WHAT YOU WILL DO
Of all the lines in the material, how many include the word "than"? Reply with the number alone.

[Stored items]
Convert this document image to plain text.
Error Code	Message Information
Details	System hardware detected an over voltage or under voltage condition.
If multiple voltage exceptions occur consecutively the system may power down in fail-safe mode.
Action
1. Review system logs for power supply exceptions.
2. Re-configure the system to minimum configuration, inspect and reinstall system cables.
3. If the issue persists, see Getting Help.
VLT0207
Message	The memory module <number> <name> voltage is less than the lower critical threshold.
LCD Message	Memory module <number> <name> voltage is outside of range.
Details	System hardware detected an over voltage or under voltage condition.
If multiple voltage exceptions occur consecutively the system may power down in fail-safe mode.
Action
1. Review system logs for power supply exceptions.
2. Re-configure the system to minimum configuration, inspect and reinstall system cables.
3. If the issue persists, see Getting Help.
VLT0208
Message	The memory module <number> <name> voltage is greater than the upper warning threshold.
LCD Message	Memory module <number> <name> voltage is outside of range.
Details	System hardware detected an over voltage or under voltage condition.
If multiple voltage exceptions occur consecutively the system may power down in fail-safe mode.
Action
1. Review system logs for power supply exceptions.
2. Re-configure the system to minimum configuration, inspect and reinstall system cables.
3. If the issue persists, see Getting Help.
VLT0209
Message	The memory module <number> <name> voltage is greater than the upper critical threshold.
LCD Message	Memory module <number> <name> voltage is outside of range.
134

ANSWER IN FULL
3